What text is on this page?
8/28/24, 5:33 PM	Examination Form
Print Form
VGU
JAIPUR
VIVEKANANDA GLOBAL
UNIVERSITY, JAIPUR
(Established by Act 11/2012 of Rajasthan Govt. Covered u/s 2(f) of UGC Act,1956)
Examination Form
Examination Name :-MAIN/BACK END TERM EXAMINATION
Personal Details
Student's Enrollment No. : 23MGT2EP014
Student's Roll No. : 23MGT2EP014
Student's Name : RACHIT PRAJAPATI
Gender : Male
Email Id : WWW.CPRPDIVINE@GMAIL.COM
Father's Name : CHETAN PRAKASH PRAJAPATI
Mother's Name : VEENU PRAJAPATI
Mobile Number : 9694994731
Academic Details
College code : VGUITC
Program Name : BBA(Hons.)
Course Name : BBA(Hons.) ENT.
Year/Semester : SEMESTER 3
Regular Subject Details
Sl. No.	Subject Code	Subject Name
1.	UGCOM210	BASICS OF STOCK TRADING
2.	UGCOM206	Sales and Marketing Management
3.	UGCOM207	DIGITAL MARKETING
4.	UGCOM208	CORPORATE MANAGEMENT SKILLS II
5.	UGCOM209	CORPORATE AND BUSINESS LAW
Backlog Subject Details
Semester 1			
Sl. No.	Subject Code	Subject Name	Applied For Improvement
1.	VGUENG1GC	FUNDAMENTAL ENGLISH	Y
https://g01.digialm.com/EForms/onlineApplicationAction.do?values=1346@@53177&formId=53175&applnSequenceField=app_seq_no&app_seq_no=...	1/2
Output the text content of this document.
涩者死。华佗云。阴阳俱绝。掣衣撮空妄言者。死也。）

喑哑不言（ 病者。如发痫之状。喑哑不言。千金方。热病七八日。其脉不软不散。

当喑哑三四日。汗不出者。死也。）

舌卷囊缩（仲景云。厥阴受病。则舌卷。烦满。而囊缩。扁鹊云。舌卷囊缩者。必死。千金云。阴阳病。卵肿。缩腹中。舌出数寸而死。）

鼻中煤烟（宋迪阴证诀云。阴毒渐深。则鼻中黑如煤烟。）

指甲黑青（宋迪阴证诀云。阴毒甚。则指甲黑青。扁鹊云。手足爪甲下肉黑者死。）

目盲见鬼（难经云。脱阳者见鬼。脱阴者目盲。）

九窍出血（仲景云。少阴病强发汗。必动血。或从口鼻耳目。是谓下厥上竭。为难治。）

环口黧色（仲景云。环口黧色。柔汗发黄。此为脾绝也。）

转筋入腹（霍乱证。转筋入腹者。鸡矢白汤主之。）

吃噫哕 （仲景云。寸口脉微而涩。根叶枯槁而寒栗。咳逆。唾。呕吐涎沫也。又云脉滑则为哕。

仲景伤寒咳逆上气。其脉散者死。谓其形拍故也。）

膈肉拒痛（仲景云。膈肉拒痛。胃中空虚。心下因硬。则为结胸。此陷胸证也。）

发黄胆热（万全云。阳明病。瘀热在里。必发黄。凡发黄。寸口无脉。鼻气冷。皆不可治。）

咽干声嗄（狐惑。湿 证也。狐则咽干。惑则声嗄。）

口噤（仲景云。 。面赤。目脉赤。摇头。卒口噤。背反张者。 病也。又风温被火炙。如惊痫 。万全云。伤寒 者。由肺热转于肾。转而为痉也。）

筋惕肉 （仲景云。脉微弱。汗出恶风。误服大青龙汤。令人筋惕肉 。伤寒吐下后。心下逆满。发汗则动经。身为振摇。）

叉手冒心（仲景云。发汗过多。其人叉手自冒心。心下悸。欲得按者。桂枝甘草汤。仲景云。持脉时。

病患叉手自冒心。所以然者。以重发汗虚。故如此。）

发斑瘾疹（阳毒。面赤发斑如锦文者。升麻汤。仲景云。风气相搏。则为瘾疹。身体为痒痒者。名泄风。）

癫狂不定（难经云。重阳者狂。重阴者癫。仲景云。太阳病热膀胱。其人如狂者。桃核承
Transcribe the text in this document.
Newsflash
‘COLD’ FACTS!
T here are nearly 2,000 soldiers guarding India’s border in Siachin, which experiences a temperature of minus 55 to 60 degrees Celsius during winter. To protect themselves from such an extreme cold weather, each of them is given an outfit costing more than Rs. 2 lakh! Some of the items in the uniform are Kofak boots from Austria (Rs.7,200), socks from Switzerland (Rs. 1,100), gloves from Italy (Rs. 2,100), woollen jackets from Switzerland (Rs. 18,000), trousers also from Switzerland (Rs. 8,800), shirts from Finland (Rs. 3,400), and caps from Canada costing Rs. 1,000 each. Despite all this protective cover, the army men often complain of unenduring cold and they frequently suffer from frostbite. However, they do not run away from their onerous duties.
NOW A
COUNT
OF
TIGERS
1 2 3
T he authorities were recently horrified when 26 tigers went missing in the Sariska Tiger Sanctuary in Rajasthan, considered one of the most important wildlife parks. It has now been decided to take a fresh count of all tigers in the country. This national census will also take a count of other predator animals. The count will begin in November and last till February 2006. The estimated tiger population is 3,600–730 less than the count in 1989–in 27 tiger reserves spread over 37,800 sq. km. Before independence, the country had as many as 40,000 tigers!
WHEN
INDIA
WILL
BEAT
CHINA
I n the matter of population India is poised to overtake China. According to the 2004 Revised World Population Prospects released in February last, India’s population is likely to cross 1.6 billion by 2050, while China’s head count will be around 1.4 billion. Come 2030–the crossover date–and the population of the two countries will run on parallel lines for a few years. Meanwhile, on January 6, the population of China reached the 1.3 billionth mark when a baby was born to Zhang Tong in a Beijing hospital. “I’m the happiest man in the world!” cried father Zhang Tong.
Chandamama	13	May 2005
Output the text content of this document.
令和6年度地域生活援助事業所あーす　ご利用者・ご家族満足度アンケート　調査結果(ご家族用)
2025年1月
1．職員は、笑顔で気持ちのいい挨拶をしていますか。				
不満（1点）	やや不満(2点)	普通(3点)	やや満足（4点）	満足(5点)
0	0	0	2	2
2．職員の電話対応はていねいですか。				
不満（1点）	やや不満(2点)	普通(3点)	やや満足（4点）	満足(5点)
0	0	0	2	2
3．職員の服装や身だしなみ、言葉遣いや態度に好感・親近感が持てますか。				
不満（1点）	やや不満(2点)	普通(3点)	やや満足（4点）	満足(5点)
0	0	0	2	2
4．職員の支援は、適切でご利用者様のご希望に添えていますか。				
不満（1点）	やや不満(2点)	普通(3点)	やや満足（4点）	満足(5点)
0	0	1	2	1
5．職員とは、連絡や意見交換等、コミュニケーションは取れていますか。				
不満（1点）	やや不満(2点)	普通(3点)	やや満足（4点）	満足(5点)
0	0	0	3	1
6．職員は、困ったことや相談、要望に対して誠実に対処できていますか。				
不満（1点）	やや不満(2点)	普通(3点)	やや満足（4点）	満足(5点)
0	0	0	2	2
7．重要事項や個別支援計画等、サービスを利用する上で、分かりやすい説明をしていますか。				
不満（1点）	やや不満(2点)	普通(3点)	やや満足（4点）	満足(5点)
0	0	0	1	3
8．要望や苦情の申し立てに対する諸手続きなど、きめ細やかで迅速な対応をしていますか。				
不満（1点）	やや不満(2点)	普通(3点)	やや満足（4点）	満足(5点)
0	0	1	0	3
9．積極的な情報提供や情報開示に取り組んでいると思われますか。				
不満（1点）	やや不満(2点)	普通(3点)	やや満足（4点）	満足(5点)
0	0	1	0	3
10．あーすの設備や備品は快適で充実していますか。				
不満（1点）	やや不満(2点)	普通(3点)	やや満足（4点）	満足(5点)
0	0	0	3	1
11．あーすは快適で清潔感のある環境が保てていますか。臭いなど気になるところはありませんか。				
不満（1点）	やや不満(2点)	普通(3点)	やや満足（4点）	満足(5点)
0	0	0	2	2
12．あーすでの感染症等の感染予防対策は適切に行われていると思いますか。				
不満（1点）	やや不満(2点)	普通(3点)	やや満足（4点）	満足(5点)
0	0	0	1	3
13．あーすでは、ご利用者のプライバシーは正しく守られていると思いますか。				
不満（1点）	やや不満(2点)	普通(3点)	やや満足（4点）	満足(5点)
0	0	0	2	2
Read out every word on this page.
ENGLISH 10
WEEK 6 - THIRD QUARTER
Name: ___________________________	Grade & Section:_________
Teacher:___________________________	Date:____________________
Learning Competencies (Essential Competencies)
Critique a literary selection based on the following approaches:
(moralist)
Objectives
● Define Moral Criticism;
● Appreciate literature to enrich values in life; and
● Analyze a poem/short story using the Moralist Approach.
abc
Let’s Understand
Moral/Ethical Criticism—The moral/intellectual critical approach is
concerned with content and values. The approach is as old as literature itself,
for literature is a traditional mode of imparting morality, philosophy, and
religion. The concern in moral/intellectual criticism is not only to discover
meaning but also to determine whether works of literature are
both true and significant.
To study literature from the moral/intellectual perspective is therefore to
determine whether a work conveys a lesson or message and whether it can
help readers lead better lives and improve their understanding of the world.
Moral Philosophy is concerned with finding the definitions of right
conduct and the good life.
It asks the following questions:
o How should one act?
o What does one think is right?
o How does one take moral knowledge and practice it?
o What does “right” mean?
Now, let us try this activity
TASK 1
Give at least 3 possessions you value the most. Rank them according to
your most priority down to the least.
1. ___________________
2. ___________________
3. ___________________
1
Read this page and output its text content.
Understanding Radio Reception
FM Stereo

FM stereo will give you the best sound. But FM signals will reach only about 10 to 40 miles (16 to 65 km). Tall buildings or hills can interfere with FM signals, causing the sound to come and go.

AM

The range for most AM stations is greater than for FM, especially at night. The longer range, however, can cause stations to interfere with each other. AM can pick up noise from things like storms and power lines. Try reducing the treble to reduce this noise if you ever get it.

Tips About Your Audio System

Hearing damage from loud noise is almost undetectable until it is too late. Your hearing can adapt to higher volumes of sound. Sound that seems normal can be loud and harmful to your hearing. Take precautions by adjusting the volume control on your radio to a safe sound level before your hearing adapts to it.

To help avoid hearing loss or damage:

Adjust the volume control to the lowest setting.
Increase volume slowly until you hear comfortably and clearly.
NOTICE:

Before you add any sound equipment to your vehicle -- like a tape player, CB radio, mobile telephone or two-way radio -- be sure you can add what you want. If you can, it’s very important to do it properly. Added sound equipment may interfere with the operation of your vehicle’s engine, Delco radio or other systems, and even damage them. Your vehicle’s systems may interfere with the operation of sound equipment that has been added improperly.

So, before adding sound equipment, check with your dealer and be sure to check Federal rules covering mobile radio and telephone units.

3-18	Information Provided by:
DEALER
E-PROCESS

◇ ◇ ◇ ◇ ◇ ◇ ◇

# Task to complete
Every line that holds the word "world" should be extracted.

# Final result
I n the matter of population India is poised to overtake China. According to the 2004 Revised World Population Prospects released in February last, India’s population is likely to cross 1.6 billion by 2050, while China’s head count will be around 1.4 billion. Come 2030–the crossover date–and the population of the two countries will run on parallel lines for a few years. Meanwhile, on January 6, the population of China reached the 1.3 billionth mark when a baby was born to Zhang Tong in a Beijing hospital. “I’m the happiest man in the world!” cried father Zhang Tong.
help readers lead better lives and improve their understanding of the world.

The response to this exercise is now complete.